AIM OF THE EXERCISE:
Extract every line where the string "Plot" appears.

DATA LISTING:
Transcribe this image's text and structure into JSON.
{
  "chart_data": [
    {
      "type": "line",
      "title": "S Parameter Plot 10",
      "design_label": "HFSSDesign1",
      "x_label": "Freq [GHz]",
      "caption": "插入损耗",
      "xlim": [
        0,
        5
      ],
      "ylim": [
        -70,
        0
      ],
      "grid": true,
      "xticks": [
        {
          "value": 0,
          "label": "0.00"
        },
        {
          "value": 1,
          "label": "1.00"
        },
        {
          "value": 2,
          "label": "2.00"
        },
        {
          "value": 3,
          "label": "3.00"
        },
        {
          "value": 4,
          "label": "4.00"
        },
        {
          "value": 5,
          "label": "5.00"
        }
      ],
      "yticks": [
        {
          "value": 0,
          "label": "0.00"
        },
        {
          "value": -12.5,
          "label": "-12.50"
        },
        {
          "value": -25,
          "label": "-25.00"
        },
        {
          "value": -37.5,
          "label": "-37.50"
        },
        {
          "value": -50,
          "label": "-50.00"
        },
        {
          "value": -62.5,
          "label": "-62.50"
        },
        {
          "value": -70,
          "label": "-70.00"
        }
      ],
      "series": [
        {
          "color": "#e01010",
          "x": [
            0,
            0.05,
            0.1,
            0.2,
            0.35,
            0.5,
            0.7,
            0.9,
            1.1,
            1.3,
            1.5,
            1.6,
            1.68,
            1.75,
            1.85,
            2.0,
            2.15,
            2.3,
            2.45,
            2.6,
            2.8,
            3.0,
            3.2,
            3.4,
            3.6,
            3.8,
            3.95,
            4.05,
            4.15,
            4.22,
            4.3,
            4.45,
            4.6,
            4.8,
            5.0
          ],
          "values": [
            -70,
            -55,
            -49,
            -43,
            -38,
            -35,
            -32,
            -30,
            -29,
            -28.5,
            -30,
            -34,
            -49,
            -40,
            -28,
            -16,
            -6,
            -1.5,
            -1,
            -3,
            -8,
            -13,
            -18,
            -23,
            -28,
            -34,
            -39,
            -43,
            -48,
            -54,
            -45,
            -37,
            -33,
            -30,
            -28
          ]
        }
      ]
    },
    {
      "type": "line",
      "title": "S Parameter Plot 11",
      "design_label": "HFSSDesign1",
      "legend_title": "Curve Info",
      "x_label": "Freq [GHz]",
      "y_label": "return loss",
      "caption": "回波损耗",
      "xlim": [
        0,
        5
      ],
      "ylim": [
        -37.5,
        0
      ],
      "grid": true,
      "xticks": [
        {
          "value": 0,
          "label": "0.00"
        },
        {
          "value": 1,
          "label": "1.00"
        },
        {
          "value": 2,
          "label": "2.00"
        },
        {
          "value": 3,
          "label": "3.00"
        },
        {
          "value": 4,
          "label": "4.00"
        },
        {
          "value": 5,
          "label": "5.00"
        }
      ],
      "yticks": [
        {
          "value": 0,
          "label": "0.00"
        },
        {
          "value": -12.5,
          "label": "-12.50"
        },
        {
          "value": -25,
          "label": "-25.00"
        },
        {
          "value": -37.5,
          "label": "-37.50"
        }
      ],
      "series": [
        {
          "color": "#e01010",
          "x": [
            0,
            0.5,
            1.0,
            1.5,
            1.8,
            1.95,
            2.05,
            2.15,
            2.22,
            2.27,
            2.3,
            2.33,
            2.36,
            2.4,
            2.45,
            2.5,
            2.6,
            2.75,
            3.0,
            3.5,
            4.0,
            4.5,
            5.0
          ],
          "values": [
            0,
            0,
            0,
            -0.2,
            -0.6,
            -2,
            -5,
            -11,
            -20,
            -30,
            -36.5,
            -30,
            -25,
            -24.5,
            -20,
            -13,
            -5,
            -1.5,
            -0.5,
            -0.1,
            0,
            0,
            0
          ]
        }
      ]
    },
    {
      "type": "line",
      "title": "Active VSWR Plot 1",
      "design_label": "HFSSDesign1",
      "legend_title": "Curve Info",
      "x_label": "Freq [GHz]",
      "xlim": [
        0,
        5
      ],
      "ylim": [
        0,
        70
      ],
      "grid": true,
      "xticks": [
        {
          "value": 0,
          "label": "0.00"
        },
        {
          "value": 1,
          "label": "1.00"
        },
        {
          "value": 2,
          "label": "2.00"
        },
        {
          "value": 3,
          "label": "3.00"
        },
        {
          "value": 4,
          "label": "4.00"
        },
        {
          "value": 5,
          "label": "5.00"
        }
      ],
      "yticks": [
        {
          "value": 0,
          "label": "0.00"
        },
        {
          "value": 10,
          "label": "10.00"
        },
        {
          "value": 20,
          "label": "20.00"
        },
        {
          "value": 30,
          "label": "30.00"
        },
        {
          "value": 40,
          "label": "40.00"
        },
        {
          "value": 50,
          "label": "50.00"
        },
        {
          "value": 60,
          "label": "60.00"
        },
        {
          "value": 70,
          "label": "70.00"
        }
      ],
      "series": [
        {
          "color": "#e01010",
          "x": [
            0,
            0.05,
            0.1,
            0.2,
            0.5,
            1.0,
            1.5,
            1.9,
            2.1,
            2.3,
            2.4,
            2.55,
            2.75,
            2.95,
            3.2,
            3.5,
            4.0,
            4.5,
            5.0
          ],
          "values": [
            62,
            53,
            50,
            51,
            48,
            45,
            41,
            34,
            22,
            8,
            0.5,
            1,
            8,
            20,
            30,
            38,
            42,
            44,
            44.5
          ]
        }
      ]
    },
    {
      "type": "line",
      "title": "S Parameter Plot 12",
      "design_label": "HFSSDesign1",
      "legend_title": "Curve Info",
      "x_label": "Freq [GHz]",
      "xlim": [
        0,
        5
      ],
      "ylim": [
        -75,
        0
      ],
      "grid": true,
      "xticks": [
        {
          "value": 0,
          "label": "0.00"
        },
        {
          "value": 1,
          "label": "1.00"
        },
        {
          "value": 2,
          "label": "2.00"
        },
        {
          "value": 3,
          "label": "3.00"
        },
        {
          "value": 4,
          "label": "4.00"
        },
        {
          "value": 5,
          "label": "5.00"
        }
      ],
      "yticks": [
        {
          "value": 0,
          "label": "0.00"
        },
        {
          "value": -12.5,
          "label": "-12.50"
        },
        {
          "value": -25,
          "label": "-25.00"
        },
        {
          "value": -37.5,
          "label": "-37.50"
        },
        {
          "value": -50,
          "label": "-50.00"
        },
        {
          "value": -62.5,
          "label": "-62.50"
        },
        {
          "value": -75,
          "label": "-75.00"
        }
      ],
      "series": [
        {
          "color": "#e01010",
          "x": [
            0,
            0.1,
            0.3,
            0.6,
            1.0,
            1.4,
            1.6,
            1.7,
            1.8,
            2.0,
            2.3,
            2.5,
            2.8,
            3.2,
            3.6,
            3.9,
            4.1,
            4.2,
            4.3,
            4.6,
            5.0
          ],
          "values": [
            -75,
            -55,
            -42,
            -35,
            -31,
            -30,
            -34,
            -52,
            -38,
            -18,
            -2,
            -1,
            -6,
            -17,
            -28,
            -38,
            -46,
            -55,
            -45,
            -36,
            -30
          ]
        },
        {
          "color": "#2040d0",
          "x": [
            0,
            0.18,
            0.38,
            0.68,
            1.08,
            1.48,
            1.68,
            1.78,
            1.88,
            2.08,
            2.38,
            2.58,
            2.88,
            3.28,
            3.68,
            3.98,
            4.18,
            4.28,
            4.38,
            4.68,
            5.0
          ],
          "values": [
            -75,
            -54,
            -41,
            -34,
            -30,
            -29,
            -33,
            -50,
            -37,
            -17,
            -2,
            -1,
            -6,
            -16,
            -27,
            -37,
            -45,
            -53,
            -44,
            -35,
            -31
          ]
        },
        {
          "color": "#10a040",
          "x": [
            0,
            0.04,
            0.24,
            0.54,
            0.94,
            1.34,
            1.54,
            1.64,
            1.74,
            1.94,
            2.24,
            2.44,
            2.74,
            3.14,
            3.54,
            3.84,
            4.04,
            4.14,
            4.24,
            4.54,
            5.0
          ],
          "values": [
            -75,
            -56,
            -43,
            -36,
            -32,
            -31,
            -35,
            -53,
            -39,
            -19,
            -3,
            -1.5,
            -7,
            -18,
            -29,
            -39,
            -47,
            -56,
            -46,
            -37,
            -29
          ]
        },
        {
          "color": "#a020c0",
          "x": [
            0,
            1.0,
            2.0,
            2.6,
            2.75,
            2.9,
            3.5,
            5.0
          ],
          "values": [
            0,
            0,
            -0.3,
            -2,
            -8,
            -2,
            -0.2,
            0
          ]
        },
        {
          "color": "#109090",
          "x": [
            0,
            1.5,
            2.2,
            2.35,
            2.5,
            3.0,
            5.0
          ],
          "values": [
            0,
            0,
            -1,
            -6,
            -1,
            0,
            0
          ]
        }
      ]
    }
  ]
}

TASK SOLUTION:
      "title": "S Parameter Plot 10",
      "title": "S Parameter Plot 11",
      "title": "Active VSWR Plot 1",
      "title": "S Parameter Plot 12",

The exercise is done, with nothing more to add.